:: THE TASK ::
List all lines of the data that include the string "экономики".

:: SOURCE DATA ::
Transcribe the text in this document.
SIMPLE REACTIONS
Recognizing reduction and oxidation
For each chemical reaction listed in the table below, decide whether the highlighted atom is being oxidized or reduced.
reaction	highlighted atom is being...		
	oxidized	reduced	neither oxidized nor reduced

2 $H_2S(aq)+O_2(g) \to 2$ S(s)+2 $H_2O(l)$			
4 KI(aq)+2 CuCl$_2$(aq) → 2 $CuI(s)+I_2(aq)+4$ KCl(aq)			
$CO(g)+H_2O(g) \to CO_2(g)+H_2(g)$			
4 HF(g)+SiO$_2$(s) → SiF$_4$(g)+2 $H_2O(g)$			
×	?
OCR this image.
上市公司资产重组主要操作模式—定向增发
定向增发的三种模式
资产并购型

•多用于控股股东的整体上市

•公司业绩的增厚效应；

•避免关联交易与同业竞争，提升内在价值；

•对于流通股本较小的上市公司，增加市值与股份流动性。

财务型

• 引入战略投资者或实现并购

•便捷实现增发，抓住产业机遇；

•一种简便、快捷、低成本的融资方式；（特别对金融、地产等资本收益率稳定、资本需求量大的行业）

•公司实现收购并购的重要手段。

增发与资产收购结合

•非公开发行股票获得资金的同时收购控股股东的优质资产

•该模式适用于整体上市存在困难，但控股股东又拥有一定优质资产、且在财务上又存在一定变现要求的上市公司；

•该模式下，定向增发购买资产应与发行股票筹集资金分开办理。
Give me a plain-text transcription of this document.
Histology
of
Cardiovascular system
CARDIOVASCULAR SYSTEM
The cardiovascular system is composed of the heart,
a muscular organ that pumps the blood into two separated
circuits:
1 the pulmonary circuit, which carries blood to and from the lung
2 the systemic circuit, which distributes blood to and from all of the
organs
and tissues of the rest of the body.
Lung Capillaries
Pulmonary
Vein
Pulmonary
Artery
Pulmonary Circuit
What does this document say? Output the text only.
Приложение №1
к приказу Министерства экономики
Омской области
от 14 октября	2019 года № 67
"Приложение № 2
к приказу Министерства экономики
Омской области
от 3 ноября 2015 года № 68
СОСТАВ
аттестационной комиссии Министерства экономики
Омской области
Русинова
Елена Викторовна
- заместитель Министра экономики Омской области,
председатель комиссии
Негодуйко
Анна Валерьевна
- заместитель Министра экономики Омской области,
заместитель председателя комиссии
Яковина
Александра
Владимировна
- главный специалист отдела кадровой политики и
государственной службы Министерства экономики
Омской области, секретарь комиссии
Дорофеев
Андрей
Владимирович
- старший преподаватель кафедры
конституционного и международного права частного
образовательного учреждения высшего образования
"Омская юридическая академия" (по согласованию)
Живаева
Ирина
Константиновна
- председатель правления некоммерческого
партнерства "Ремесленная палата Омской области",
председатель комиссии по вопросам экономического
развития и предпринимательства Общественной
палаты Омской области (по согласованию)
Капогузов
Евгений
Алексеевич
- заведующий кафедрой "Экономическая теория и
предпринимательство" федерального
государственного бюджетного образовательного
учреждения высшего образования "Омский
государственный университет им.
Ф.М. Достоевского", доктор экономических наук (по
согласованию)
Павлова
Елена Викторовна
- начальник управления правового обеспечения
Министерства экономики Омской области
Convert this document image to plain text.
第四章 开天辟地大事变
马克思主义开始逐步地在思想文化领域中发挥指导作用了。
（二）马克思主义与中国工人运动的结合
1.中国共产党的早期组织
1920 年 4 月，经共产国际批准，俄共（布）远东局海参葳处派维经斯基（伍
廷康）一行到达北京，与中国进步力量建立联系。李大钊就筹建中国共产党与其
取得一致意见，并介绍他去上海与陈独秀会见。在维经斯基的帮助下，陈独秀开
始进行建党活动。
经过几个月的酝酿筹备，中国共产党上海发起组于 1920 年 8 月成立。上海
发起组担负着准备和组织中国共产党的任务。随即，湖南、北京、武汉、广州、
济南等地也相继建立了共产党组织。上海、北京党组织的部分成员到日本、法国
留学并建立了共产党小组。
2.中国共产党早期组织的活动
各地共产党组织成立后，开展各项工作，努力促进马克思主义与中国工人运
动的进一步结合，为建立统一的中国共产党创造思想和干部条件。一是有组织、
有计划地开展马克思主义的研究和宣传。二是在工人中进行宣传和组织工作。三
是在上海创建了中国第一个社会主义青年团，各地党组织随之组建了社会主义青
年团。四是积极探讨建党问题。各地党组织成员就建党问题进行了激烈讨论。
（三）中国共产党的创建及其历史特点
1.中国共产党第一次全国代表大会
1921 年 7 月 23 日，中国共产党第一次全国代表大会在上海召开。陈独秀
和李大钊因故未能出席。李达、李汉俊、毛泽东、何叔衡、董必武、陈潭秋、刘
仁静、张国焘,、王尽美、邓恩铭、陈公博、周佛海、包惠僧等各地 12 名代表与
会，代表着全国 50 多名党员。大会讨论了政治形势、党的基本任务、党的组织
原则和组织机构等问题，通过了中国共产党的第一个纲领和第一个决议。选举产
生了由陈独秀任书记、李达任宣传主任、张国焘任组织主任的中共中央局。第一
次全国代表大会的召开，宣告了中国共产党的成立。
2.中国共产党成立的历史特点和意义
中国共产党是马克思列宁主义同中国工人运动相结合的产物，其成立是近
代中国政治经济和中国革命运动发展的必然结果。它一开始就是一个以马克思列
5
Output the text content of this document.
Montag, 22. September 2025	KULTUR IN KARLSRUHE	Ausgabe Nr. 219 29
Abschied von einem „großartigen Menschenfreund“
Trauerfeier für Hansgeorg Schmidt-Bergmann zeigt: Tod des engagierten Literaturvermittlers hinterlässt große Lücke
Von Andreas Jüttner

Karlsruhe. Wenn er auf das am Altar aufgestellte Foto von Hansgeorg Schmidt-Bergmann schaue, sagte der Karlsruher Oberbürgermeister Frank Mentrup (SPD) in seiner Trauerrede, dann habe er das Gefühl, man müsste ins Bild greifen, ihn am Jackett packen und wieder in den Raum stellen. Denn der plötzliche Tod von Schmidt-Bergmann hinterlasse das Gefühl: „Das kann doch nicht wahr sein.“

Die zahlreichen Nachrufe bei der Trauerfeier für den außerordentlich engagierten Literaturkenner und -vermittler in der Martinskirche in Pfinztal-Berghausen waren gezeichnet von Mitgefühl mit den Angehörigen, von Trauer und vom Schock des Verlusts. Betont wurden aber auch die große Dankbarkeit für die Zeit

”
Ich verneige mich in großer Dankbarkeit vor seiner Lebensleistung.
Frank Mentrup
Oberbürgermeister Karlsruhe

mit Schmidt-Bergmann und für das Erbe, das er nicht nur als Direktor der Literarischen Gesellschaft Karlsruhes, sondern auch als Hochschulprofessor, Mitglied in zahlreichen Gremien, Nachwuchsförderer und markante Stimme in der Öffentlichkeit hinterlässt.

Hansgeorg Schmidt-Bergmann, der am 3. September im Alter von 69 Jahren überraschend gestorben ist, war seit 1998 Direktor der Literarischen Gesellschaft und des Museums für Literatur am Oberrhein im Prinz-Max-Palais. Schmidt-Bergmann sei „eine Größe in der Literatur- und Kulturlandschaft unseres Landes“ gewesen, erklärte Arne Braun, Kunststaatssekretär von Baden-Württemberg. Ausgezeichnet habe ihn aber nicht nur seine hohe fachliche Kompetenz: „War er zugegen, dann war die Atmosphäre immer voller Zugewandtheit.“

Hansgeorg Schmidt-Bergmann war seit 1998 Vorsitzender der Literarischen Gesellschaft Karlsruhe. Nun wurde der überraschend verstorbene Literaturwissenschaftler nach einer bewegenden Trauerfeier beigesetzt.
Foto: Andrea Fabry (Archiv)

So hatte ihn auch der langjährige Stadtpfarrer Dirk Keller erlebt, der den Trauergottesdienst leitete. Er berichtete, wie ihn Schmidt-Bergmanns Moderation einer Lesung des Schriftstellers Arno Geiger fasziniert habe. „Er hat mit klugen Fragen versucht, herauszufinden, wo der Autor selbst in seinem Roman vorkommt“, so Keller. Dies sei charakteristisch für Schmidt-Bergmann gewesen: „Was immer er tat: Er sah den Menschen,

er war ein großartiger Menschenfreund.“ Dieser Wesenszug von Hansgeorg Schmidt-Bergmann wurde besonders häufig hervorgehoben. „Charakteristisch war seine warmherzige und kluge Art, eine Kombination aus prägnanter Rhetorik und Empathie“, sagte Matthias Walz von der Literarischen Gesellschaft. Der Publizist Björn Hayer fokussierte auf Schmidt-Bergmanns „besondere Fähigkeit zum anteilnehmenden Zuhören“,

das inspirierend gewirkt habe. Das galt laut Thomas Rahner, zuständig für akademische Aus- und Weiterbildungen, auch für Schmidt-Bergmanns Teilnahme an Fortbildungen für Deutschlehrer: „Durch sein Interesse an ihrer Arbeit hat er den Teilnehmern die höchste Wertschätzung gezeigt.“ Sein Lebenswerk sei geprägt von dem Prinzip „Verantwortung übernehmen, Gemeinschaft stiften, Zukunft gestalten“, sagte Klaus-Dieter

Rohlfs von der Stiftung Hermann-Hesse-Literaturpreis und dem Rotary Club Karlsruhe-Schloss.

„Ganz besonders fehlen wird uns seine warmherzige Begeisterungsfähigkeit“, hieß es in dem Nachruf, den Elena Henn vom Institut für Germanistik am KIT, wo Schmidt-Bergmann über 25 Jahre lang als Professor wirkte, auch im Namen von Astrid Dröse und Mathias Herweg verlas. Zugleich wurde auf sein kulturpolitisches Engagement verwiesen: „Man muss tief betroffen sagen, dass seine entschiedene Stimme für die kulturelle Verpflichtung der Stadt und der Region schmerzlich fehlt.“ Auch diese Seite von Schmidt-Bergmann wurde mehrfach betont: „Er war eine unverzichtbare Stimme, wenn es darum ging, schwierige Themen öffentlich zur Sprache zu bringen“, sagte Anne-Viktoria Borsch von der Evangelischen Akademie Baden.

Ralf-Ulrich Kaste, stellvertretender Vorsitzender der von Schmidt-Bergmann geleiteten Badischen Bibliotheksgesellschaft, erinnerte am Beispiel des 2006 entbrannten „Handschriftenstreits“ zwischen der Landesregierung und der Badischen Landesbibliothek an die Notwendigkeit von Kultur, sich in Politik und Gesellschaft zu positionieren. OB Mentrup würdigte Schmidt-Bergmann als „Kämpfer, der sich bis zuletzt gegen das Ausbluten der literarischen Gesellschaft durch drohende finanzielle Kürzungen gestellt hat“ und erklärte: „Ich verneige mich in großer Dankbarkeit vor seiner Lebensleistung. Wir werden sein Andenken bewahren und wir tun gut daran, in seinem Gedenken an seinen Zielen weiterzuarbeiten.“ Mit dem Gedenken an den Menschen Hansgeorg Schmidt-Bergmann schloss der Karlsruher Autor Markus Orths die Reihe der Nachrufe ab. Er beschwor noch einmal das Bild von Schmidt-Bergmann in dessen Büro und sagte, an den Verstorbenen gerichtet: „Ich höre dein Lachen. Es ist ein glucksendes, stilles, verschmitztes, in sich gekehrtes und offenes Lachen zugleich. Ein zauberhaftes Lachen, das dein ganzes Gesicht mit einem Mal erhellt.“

:: OUTPUT FOR THIS EXERCISE ::
к приказу Министерства экономики
к приказу Министерства экономики
аттестационной комиссии Министерства экономики
- заместитель Министра экономики Омской области,
- заместитель Министра экономики Омской области,
государственной службы Министерства экономики
Министерства экономики Омской области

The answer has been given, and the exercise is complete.